# START OF Records to process

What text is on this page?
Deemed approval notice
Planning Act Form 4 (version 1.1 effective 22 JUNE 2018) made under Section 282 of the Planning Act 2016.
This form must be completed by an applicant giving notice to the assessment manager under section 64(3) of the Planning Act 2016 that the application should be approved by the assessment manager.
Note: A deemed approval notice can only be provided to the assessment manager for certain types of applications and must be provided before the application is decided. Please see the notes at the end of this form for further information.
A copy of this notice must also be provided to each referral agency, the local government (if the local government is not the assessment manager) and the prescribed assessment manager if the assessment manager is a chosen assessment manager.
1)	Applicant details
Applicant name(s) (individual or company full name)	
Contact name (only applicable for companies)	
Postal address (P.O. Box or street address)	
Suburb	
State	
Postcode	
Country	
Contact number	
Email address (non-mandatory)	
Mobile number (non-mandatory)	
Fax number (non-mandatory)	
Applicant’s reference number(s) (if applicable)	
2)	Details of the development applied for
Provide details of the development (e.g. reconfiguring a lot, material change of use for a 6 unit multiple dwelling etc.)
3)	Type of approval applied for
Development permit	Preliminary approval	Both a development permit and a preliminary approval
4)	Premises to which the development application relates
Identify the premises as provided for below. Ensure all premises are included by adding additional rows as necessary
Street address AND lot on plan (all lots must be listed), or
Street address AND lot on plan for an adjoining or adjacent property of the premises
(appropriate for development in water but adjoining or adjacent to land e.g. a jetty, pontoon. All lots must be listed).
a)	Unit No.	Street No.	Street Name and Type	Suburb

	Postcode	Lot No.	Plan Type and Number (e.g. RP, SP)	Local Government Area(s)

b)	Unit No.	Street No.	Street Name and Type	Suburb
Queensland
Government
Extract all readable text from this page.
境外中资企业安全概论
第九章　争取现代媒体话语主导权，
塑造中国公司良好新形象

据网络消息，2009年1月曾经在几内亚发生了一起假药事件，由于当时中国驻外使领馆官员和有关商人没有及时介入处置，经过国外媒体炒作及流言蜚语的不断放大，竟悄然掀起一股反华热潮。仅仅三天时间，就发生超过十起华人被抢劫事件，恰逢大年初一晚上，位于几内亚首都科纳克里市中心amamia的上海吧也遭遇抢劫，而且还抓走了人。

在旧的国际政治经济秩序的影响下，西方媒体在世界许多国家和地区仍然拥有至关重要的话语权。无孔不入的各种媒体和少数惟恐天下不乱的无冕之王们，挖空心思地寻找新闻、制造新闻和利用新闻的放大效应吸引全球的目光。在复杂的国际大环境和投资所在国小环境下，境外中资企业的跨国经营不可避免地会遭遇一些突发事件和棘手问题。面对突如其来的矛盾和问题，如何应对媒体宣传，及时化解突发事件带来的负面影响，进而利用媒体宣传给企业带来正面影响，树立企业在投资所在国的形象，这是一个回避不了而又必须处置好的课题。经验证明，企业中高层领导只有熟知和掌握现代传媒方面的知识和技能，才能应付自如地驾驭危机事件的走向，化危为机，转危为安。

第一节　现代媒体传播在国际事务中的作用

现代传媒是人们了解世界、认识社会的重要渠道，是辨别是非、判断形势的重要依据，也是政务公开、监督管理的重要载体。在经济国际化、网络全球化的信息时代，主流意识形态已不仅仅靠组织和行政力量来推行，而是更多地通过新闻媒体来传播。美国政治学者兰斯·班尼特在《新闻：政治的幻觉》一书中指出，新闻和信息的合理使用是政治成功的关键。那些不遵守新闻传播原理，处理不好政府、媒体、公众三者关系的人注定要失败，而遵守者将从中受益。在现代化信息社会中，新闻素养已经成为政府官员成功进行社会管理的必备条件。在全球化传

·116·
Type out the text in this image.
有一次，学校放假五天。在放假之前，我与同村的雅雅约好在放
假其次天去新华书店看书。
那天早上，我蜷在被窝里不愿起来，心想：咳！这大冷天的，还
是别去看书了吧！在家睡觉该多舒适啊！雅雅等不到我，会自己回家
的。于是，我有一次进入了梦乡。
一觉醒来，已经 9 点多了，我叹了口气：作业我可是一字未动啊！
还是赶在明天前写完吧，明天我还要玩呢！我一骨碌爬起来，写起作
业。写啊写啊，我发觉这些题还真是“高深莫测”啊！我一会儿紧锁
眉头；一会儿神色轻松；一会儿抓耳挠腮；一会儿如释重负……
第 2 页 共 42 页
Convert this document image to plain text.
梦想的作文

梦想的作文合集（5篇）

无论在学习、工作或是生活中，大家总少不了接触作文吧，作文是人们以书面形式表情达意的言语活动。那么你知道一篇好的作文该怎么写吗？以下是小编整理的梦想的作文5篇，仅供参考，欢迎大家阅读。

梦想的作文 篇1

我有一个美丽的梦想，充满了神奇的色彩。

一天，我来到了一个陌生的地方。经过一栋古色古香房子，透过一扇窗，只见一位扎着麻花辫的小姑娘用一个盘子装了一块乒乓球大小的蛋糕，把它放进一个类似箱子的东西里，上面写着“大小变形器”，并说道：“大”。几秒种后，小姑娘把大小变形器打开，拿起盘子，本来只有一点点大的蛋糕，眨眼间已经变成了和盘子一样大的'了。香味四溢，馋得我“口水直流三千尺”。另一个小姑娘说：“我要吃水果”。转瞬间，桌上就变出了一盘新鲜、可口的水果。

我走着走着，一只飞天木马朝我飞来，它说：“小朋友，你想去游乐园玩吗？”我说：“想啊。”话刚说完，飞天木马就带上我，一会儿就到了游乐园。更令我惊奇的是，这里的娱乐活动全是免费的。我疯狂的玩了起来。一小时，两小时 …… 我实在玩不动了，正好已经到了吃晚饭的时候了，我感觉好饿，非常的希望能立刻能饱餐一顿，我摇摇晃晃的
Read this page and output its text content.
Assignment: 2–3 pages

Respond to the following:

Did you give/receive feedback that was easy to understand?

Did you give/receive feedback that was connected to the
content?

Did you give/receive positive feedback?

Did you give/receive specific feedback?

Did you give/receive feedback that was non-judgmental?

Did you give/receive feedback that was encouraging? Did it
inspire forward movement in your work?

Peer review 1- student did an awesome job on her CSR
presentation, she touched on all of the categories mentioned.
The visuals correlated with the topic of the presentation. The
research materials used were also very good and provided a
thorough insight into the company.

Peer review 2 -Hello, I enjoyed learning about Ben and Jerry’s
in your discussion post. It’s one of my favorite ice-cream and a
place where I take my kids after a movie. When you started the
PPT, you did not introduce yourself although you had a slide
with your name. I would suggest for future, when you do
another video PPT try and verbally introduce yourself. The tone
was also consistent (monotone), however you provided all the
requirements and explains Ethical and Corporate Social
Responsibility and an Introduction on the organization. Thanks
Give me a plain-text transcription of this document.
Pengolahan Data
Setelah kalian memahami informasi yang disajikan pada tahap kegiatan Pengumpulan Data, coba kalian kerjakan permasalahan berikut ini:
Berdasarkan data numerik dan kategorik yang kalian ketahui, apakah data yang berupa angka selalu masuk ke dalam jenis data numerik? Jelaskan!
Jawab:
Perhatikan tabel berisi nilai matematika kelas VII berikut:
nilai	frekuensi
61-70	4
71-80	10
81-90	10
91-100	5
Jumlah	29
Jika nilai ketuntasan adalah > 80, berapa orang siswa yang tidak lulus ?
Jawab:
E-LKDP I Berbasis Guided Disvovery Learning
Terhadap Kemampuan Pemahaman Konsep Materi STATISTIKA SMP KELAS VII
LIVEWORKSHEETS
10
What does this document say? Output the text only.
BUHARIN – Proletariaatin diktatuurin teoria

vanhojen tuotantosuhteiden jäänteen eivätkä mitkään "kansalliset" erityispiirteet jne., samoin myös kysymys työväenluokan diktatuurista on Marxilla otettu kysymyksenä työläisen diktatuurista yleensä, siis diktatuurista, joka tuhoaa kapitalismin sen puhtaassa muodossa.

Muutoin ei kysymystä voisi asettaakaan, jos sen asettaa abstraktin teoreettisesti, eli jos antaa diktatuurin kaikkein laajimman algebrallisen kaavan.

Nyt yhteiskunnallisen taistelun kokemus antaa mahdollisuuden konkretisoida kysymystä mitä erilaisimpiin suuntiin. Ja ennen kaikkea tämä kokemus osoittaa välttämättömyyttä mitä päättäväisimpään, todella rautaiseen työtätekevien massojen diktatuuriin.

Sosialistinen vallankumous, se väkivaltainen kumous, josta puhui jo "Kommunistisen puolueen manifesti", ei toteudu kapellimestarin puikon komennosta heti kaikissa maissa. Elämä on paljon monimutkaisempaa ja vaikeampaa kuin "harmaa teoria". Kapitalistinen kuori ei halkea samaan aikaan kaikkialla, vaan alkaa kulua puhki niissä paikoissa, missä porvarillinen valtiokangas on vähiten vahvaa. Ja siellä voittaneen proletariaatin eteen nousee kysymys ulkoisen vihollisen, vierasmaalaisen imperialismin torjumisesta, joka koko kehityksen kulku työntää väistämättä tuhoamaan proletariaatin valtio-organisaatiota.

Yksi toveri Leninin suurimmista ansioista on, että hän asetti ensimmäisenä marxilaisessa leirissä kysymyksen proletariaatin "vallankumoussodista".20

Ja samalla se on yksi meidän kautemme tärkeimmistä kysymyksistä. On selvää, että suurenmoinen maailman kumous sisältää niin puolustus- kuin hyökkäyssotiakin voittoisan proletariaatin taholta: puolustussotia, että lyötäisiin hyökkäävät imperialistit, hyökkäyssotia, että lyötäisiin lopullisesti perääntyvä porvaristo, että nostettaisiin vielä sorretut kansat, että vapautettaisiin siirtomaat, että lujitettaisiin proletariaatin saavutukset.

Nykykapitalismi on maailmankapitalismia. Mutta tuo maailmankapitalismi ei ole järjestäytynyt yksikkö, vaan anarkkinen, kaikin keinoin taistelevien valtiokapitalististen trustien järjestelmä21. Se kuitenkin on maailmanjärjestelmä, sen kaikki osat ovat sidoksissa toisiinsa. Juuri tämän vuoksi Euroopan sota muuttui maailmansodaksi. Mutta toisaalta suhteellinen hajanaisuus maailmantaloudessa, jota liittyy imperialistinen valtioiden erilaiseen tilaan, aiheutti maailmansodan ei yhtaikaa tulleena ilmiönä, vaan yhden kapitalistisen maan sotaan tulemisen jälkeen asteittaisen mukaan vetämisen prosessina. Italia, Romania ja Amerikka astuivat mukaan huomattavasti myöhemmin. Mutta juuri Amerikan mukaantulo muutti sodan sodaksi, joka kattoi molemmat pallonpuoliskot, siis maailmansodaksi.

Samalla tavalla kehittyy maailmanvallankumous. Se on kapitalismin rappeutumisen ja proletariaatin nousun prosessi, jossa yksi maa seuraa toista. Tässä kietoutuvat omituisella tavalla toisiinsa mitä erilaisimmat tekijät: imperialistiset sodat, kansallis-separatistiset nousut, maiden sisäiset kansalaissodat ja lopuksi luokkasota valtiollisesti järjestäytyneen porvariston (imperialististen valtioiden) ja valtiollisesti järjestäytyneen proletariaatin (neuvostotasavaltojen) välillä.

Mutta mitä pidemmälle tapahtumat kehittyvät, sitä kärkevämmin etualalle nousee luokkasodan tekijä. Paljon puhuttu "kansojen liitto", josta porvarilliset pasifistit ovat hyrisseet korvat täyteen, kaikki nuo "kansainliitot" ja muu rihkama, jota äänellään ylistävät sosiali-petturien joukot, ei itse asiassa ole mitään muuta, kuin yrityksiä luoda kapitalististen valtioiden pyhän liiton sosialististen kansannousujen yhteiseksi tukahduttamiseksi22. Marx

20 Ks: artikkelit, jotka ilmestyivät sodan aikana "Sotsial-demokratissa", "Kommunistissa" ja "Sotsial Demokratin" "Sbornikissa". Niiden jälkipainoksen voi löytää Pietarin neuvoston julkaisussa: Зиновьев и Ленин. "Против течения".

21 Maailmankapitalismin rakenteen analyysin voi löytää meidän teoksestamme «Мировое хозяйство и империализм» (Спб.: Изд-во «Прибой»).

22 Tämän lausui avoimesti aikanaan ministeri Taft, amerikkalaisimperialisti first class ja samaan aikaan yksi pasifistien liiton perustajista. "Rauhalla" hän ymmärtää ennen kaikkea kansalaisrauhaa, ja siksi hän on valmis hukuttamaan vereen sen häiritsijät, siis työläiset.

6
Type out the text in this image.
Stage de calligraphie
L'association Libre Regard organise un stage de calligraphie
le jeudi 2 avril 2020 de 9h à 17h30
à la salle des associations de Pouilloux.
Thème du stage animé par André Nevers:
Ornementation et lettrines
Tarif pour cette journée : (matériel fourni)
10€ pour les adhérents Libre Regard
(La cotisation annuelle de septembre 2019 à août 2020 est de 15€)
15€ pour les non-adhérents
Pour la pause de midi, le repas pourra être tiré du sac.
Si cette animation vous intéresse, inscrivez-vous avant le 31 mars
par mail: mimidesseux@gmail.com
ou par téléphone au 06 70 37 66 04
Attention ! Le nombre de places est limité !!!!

# END OF Records to process

Gather each line that holds "calligraphie".

◆ Problem solution
Stage de calligraphie
L'association Libre Regard organise un stage de calligraphie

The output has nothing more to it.